(Data entries)
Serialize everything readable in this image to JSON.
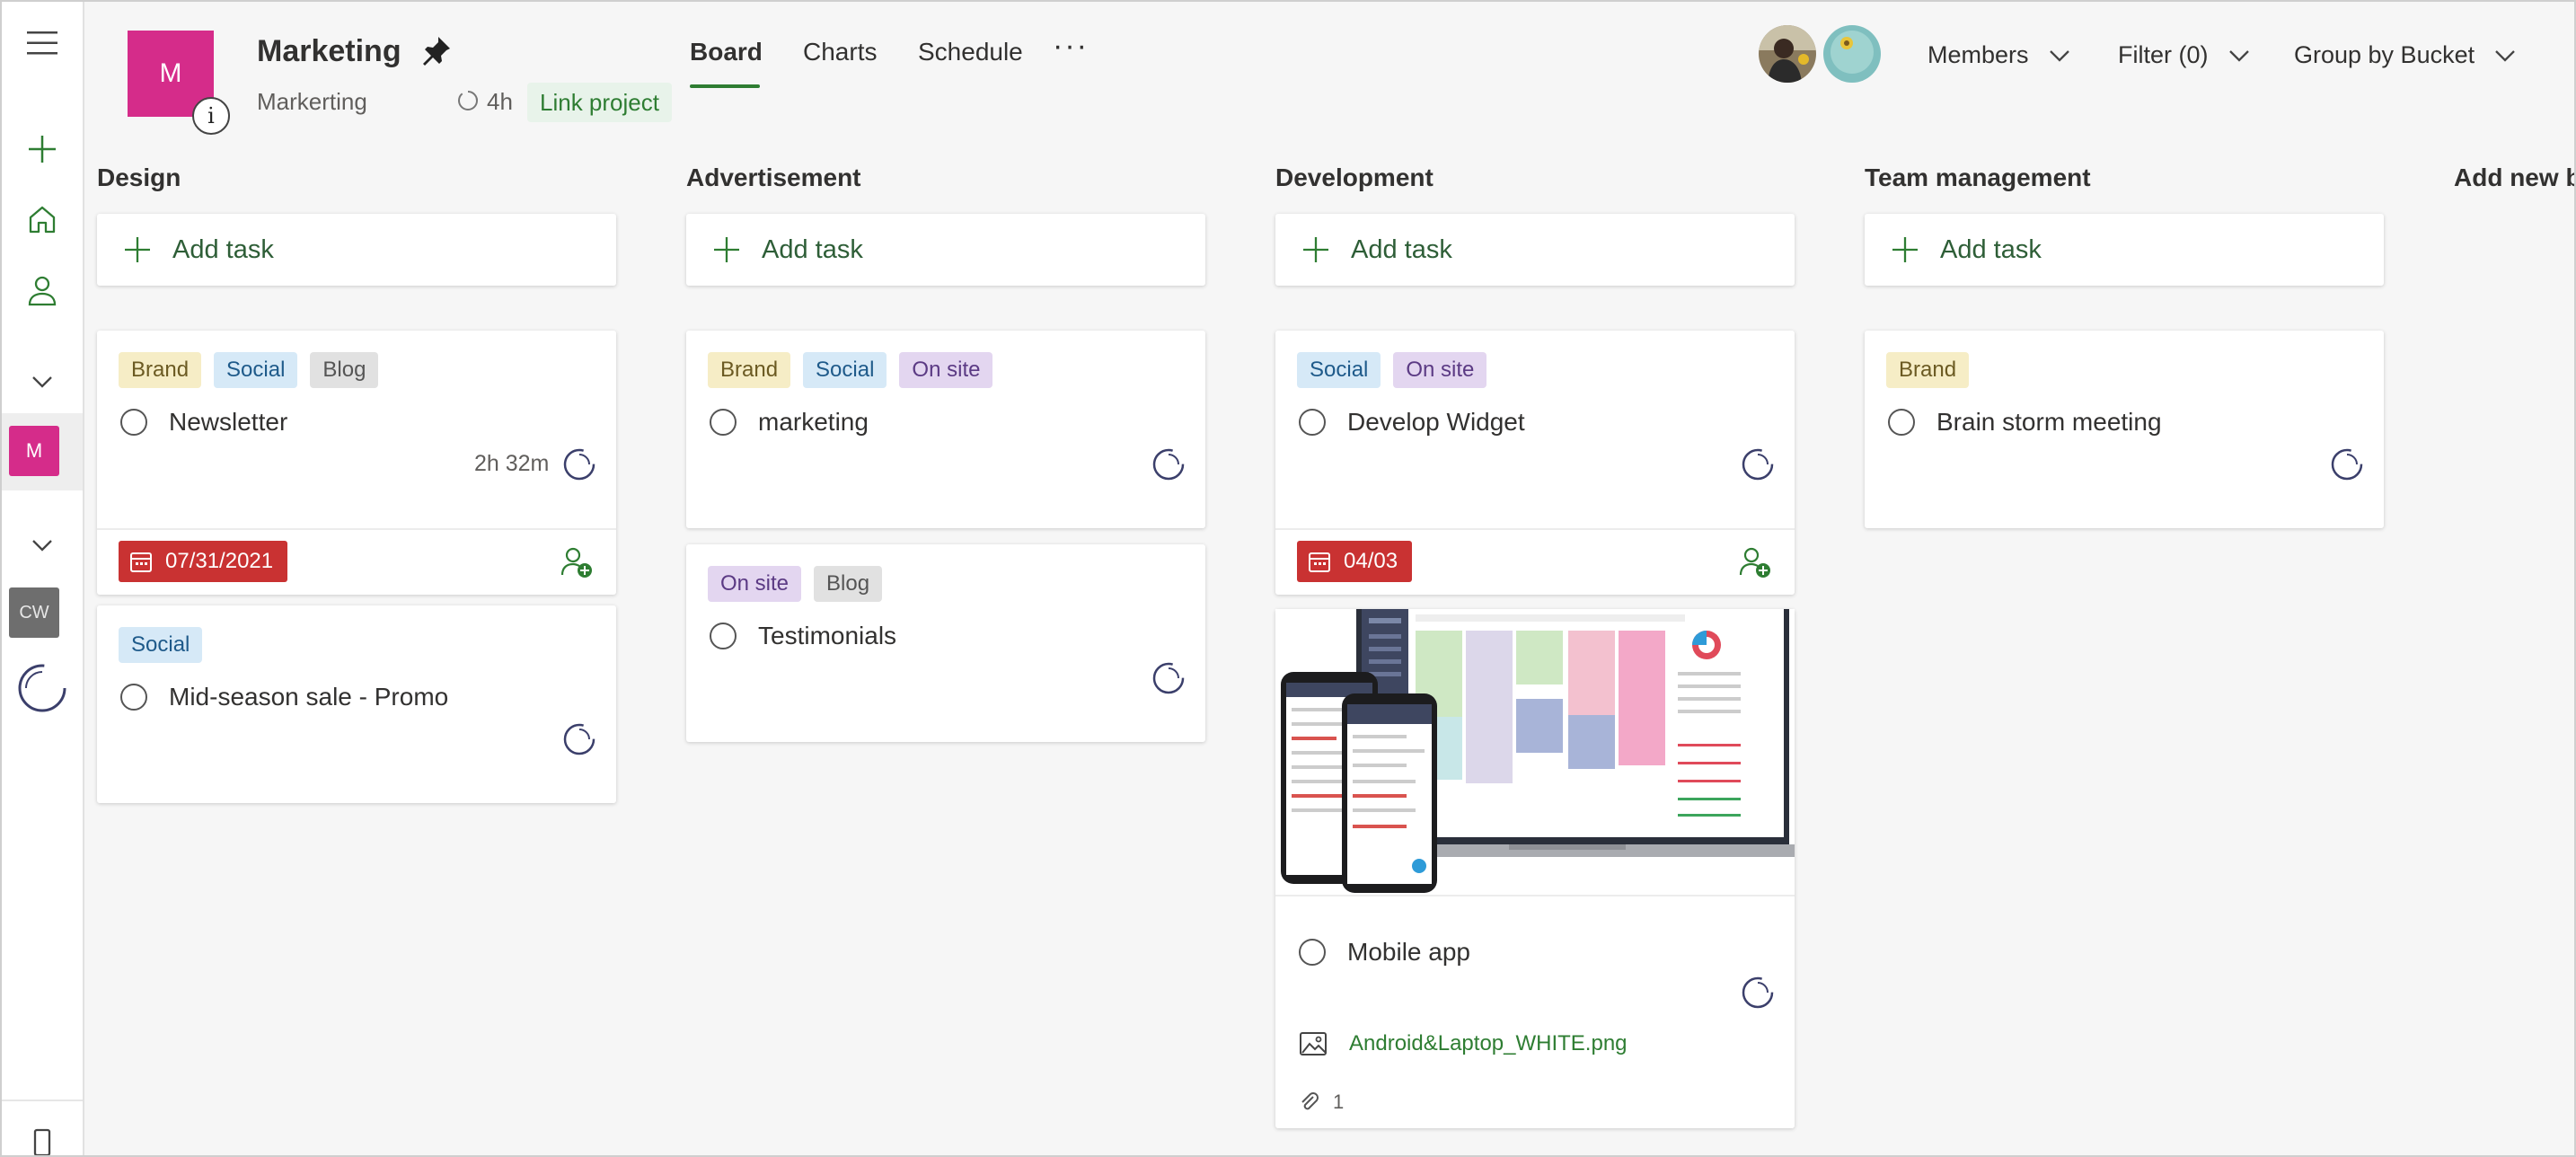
{
  "project": {
    "logo_letter": "M",
    "title": "Marketing",
    "subtitle": "Markerting",
    "hours": "4h",
    "link_label": "Link project",
    "info_glyph": "i"
  },
  "tabs": [
    {
      "label": "Board",
      "active": true
    },
    {
      "label": "Charts",
      "active": false
    },
    {
      "label": "Schedule",
      "active": false
    }
  ],
  "more_glyph": "···",
  "controls": {
    "members": "Members",
    "filter": "Filter (0)",
    "group_by": "Group by Bucket"
  },
  "rail": {
    "project_m": "M",
    "project_cw": "CW"
  },
  "buckets": [
    {
      "title": "Design"
    },
    {
      "title": "Advertisement"
    },
    {
      "title": "Development"
    },
    {
      "title": "Team management"
    },
    {
      "title": "Add new bucket"
    }
  ],
  "add_task_label": "Add task",
  "labels": {
    "brand": "Brand",
    "social": "Social",
    "blog": "Blog",
    "on_site": "On site"
  },
  "tasks": {
    "newsletter": {
      "title": "Newsletter",
      "time_estimate": "2h 32m",
      "due": "07/31/2021"
    },
    "mid_season": {
      "title": "Mid-season sale - Promo"
    },
    "marketing": {
      "title": "marketing"
    },
    "testimonials": {
      "title": "Testimonials"
    },
    "develop_widget": {
      "title": "Develop Widget",
      "due": "04/03"
    },
    "mobile_app": {
      "title": "Mobile app",
      "attachment": "Android&Laptop_WHITE.png",
      "attachment_count": "1"
    },
    "brain_storm": {
      "title": "Brain storm meeting"
    }
  },
  "colors": {
    "accent_green": "#2e7d32",
    "project_magenta": "#d52c8a",
    "due_red": "#c93232"
  }
}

_THE TASK_.
Copy out each line word for word, please, skipping the images.

_RESULT OF THE TASK_.
Serialize everything readable in this image to JSON.
{
  "project": {
    "logo_letter": "M",
    "title": "Marketing",
    "subtitle": "Markerting",
    "hours": "4h",
    "link_label": "Link project",
    "info_glyph": "i"
  },
  "tabs": [
    {
      "label": "Board",
      "active": true
    },
    {
      "label": "Charts",
      "active": false
    },
    {
      "label": "Schedule",
      "active": false
    }
  ],
  "more_glyph": "···",
  "controls": {
    "members": "Members",
    "filter": "Filter (0)",
    "group_by": "Group by Bucket"
  },
  "rail": {
    "project_m": "M",
    "project_cw": "CW"
  },
  "buckets": [
    {
      "title": "Design"
    },
    {
      "title": "Advertisement"
    },
    {
      "title": "Development"
    },
    {
      "title": "Team management"
    },
    {
      "title": "Add new bucket"
    }
  ],
  "add_task_label": "Add task",
  "labels": {
    "brand": "Brand",
    "social": "Social",
    "blog": "Blog",
    "on_site": "On site"
  },
  "tasks": {
    "newsletter": {
      "title": "Newsletter",
      "time_estimate": "2h 32m",
      "due": "07/31/2021"
    },
    "mid_season": {
      "title": "Mid-season sale - Promo"
    },
    "marketing": {
      "title": "marketing"
    },
    "testimonials": {
      "title": "Testimonials"
    },
    "develop_widget": {
      "title": "Develop Widget",
      "due": "04/03"
    },
    "mobile_app": {
      "title": "Mobile app",
      "attachment": "Android&Laptop_WHITE.png",
      "attachment_count": "1"
    },
    "brain_storm": {
      "title": "Brain storm meeting"
    }
  },
  "colors": {
    "accent_green": "#2e7d32",
    "project_magenta": "#d52c8a",
    "due_red": "#c93232"
  }
}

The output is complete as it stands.